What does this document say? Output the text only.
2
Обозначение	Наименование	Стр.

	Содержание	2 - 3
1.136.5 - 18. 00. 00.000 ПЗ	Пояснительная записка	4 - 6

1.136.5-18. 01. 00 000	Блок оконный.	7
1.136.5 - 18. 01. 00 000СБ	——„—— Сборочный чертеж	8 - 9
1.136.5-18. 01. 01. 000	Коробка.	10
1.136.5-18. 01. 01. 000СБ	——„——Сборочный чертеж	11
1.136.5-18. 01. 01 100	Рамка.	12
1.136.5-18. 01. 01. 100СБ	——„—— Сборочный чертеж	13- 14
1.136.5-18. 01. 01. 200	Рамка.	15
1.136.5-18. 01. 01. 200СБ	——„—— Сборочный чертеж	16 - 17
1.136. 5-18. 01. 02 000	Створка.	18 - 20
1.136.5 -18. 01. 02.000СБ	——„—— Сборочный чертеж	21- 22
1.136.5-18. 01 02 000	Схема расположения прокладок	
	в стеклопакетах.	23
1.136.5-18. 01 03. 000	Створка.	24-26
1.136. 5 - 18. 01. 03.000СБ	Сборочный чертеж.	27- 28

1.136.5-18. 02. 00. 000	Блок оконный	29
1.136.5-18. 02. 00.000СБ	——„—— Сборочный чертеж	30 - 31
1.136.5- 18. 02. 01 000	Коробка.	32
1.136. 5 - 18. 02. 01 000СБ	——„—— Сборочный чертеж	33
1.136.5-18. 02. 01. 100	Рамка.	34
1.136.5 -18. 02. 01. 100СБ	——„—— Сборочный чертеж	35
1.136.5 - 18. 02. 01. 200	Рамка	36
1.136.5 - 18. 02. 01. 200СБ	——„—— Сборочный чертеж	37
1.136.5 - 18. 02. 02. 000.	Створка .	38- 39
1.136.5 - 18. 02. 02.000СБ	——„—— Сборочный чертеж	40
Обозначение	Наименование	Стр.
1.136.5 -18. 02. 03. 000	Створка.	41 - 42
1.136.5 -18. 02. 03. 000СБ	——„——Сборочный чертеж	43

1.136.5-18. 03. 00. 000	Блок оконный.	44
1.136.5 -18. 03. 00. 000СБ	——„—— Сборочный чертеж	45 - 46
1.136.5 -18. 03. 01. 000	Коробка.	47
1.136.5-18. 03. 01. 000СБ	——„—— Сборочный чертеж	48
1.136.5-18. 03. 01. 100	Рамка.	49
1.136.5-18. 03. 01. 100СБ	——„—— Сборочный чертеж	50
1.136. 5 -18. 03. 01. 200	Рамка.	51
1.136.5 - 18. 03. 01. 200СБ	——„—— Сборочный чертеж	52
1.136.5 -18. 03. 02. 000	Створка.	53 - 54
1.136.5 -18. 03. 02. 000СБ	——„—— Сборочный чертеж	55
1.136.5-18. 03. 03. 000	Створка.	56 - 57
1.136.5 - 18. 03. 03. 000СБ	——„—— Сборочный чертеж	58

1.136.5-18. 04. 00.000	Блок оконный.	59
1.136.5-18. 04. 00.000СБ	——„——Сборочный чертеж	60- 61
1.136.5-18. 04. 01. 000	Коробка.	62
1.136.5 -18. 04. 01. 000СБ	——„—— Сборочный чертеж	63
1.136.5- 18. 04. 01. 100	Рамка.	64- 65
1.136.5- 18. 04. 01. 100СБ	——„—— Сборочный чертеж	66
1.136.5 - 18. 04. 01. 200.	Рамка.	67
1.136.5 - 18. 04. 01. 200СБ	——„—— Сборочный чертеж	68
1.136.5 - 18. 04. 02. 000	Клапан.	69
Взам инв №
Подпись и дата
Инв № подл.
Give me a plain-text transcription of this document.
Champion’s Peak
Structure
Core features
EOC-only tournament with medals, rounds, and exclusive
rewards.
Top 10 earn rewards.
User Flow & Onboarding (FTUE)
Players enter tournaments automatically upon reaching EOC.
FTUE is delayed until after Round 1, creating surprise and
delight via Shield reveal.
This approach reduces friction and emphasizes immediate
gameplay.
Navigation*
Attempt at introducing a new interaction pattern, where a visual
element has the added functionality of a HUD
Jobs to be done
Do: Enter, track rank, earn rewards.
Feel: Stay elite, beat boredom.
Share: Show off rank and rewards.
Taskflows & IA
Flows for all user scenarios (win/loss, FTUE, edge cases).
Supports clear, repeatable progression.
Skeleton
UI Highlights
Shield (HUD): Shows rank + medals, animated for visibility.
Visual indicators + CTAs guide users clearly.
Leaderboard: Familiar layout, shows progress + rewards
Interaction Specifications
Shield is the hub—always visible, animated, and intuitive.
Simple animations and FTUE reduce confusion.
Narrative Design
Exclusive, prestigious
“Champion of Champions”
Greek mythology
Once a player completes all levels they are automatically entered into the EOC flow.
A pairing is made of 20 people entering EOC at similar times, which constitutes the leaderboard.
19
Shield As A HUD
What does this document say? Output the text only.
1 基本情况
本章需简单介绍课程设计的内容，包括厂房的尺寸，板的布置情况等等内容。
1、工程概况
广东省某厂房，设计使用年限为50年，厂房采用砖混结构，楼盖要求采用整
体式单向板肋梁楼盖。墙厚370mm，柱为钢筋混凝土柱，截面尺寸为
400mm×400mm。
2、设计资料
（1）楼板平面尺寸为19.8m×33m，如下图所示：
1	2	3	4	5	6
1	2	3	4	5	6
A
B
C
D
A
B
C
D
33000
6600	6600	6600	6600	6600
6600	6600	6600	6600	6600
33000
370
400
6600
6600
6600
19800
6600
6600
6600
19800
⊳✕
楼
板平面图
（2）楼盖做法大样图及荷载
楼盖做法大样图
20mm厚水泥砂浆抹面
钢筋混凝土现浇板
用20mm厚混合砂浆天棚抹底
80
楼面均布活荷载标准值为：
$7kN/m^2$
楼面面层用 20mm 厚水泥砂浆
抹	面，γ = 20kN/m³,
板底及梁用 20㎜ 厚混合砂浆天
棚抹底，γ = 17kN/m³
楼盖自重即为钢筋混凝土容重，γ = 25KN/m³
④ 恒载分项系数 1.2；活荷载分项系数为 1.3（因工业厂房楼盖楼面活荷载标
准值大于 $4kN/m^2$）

= = =

Find all lines with "animated" in them and copy each one.

- RIGHT ANSWER:
Shield (HUD): Shows rank + medals, animated for visibility.
Shield is the hub—always visible, animated, and intuitive.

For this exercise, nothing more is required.